→ **PROVIDED MATERIAL**
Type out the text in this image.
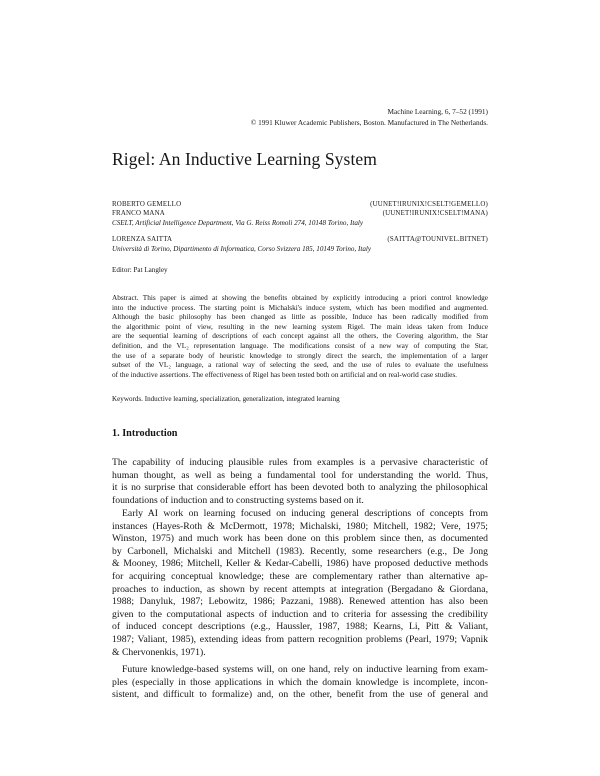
Machine Learning, 6, 7–52 (1991)
© 1991 Kluwer Academic Publishers, Boston. Manufactured in The Netherlands.
Rigel: An Inductive Learning System
ROBERTO GEMELLO	(UUNET!IRUNIX!CSELT!GEMELLO)
FRANCO MANA	(UUNET!IRUNIX!CSELT!MANA)
CSELT, Artificial Intelligence Department, Via G. Reiss Romoli 274, 10148 Torino, Italy
LORENZA SAITTA	(SAITTA@TOUNIVEL.BITNET)
Università di Torino, Dipartimento di Informatica, Corso Svizzera 185, 10149 Torino, Italy
Editor: Pat Langley
Abstract. This paper is aimed at showing the benefits obtained by explicitly introducing a priori control knowledge
into the inductive process. The starting point is Michalski's induce system, which has been modified and augmented.
Although the basic philosophy has been changed as little as possible, Induce has been radically modified from
the algorithmic point of view, resulting in the new learning system Rigel. The main ideas taken from Induce
are the sequential learning of descriptions of each concept against all the others, the Covering algorithm, the Star
definition, and the VL₂ representation language. The modifications consist of a new way of computing the Star,
the use of a separate body of heuristic knowledge to strongly direct the search, the implementation of a larger
subset of the VL₂ language, a rational way of selecting the seed, and the use of rules to evaluate the usefulness
of the inductive assertions. The effectiveness of Rigel has been tested both on artificial and on real-world case studies.
Keywords. Inductive learning, specialization, generalization, integrated learning
1. Introduction
The capability of inducing plausible rules from examples is a pervasive characteristic of
human thought, as well as being a fundamental tool for understanding the world. Thus,
it is no surprise that considerable effort has been devoted both to analyzing the philosophical
foundations of induction and to constructing systems based on it.
Early AI work on learning focused on inducing general descriptions of concepts from
instances (Hayes-Roth & McDermott, 1978; Michalski, 1980; Mitchell, 1982; Vere, 1975;
Winston, 1975) and much work has been done on this problem since then, as documented
by Carbonell, Michalski and Mitchell (1983). Recently, some researchers (e.g., De Jong
& Mooney, 1986; Mitchell, Keller & Kedar-Cabelli, 1986) have proposed deductive methods
for acquiring conceptual knowledge; these are complementary rather than alternative ap-
proaches to induction, as shown by recent attempts at integration (Bergadano & Giordana,
1988; Danyluk, 1987; Lebowitz, 1986; Pazzani, 1988). Renewed attention has also been
given to the computational aspects of induction and to criteria for assessing the credibility
of induced concept descriptions (e.g., Haussler, 1987, 1988; Kearns, Li, Pitt & Valiant,
1987; Valiant, 1985), extending ideas from pattern recognition problems (Pearl, 1979; Vapnik
& Chervonenkis, 1971).
Future knowledge-based systems will, on one hand, rely on inductive learning from exam-
ples (especially in those applications in which the domain knowledge is incomplete, incon-
sistent, and difficult to formalize) and, on the other, benefit from the use of general and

→ **EXERCISE OBJECTIVE**
Print out the lines exactly, skipping any picture.

→ **REPLY TO THE EXERCISE**
Type out the text in this image.
Machine Learning, 6, 7–52 (1991)
© 1991 Kluwer Academic Publishers, Boston. Manufactured in The Netherlands.
Rigel: An Inductive Learning System
ROBERTO GEMELLO	(UUNET!IRUNIX!CSELT!GEMELLO)
FRANCO MANA	(UUNET!IRUNIX!CSELT!MANA)
CSELT, Artificial Intelligence Department, Via G. Reiss Romoli 274, 10148 Torino, Italy
LORENZA SAITTA	(SAITTA@TOUNIVEL.BITNET)
Università di Torino, Dipartimento di Informatica, Corso Svizzera 185, 10149 Torino, Italy
Editor: Pat Langley
Abstract. This paper is aimed at showing the benefits obtained by explicitly introducing a priori control knowledge
into the inductive process. The starting point is Michalski's induce system, which has been modified and augmented.
Although the basic philosophy has been changed as little as possible, Induce has been radically modified from
the algorithmic point of view, resulting in the new learning system Rigel. The main ideas taken from Induce
are the sequential learning of descriptions of each concept against all the others, the Covering algorithm, the Star
definition, and the VL₂ representation language. The modifications consist of a new way of computing the Star,
the use of a separate body of heuristic knowledge to strongly direct the search, the implementation of a larger
subset of the VL₂ language, a rational way of selecting the seed, and the use of rules to evaluate the usefulness
of the inductive assertions. The effectiveness of Rigel has been tested both on artificial and on real-world case studies.
Keywords. Inductive learning, specialization, generalization, integrated learning
1. Introduction
The capability of inducing plausible rules from examples is a pervasive characteristic of
human thought, as well as being a fundamental tool for understanding the world. Thus,
it is no surprise that considerable effort has been devoted both to analyzing the philosophical
foundations of induction and to constructing systems based on it.
Early AI work on learning focused on inducing general descriptions of concepts from
instances (Hayes-Roth & McDermott, 1978; Michalski, 1980; Mitchell, 1982; Vere, 1975;
Winston, 1975) and much work has been done on this problem since then, as documented
by Carbonell, Michalski and Mitchell (1983). Recently, some researchers (e.g., De Jong
& Mooney, 1986; Mitchell, Keller & Kedar-Cabelli, 1986) have proposed deductive methods
for acquiring conceptual knowledge; these are complementary rather than alternative ap-
proaches to induction, as shown by recent attempts at integration (Bergadano & Giordana,
1988; Danyluk, 1987; Lebowitz, 1986; Pazzani, 1988). Renewed attention has also been
given to the computational aspects of induction and to criteria for assessing the credibility
of induced concept descriptions (e.g., Haussler, 1987, 1988; Kearns, Li, Pitt & Valiant,
1987; Valiant, 1985), extending ideas from pattern recognition problems (Pearl, 1979; Vapnik
& Chervonenkis, 1971).
Future knowledge-based systems will, on one hand, rely on inductive learning from exam-
ples (especially in those applications in which the domain knowledge is incomplete, incon-
sistent, and difficult to formalize) and, on the other, benefit from the use of general and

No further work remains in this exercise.